_YOUR GOAL_
Extract all lines in the data that contain the word "reports".

_INPUT_
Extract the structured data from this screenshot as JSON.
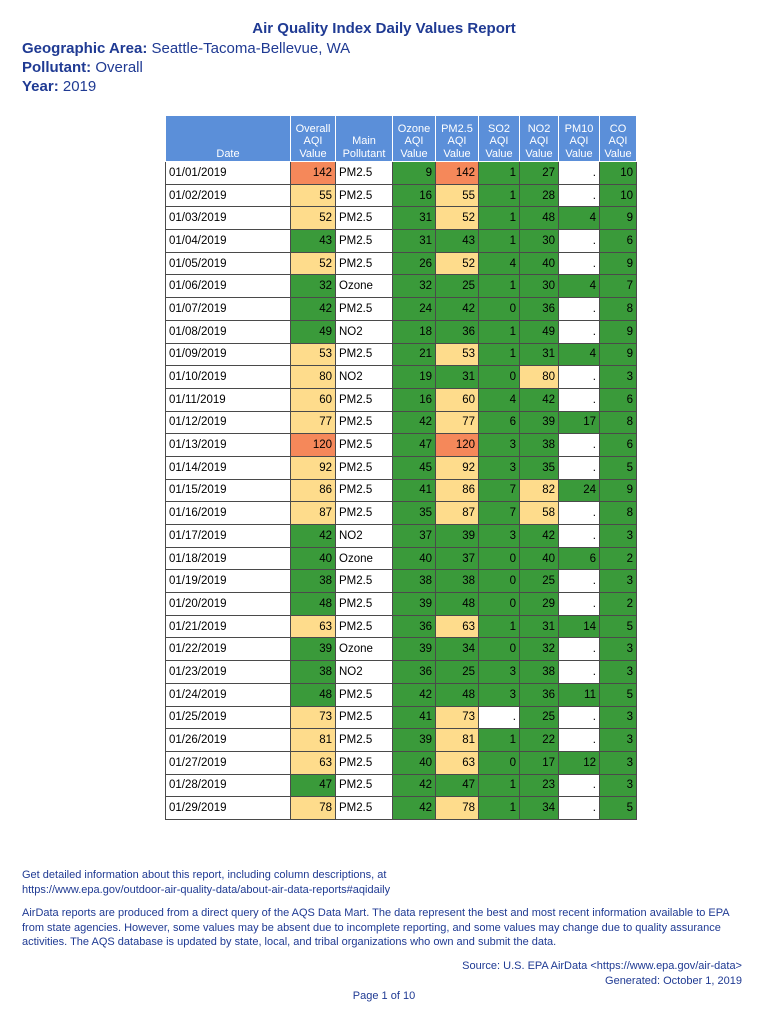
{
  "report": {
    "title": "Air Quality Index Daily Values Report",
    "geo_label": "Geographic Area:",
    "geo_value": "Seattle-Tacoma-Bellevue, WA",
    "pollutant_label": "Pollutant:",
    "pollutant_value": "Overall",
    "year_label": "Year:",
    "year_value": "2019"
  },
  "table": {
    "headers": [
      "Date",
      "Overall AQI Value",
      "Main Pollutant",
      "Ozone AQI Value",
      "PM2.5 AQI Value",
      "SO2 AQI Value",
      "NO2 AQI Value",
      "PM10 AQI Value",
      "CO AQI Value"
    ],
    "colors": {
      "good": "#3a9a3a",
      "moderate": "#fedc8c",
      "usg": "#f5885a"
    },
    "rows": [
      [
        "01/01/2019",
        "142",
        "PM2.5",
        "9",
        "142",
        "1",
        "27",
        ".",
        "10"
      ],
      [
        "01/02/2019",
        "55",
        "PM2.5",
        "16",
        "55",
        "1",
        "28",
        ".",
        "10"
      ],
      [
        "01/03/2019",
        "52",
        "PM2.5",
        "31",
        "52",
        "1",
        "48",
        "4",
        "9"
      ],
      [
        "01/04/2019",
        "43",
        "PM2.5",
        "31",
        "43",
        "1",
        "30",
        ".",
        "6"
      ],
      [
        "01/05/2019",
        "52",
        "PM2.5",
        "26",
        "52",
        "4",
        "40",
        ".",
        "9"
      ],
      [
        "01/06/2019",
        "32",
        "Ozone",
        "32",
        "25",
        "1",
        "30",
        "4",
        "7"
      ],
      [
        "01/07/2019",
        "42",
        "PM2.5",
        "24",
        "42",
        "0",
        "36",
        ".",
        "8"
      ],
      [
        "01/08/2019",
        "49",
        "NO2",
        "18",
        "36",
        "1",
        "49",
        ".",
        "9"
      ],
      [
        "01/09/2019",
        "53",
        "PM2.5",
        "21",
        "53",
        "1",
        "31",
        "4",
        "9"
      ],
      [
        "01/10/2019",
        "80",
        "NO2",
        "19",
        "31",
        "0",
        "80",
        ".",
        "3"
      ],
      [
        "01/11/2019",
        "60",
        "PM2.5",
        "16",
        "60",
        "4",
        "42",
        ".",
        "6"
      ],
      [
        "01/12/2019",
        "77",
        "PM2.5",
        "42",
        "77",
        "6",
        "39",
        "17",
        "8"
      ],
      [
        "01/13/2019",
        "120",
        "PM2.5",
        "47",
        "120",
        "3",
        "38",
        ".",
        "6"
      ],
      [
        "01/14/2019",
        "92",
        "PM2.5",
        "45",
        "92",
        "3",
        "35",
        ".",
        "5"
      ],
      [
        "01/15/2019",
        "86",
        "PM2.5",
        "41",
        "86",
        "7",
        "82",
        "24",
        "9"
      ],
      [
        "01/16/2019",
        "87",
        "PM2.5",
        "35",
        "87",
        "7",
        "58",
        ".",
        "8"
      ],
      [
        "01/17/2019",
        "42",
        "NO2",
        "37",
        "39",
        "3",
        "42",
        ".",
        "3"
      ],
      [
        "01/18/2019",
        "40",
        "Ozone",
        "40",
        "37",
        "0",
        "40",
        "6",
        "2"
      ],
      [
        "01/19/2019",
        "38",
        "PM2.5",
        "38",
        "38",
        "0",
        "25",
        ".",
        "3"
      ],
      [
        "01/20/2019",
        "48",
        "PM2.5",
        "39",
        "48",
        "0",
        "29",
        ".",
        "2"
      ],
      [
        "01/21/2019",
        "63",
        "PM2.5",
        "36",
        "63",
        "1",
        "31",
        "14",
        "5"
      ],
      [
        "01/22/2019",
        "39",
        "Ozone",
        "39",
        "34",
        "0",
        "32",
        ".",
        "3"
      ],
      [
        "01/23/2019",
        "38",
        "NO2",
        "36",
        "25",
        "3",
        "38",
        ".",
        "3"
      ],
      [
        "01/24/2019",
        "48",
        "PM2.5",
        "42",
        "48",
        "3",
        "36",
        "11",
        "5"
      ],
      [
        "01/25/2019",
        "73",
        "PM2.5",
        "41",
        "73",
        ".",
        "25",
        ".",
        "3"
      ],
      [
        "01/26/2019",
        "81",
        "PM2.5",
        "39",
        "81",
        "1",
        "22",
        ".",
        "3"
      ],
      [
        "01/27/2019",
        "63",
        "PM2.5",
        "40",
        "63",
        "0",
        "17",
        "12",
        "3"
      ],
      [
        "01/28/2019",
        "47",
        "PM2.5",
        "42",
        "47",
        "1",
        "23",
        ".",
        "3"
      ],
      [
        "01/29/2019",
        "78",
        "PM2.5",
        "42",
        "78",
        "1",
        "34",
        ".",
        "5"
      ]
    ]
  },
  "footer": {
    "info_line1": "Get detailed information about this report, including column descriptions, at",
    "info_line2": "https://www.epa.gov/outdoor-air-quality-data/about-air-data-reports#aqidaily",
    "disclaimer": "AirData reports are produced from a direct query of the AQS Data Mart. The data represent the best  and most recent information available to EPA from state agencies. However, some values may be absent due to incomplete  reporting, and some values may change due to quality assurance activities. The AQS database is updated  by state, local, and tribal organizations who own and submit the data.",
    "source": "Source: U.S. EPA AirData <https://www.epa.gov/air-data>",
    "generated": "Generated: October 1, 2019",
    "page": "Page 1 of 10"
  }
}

_FINISHED EXERCISE_
    "info_line2": "https://www.epa.gov/outdoor-air-quality-data/about-air-data-reports#aqidaily",
    "disclaimer": "AirData reports are produced from a direct query of the AQS Data Mart. The data represent the best  and most recent information available to EPA from state agencies. However, some values may be absent due to incomplete  reporting, and some values may change due to quality assurance activities. The AQS database is updated  by state, local, and tribal organizations who own and submit the data.",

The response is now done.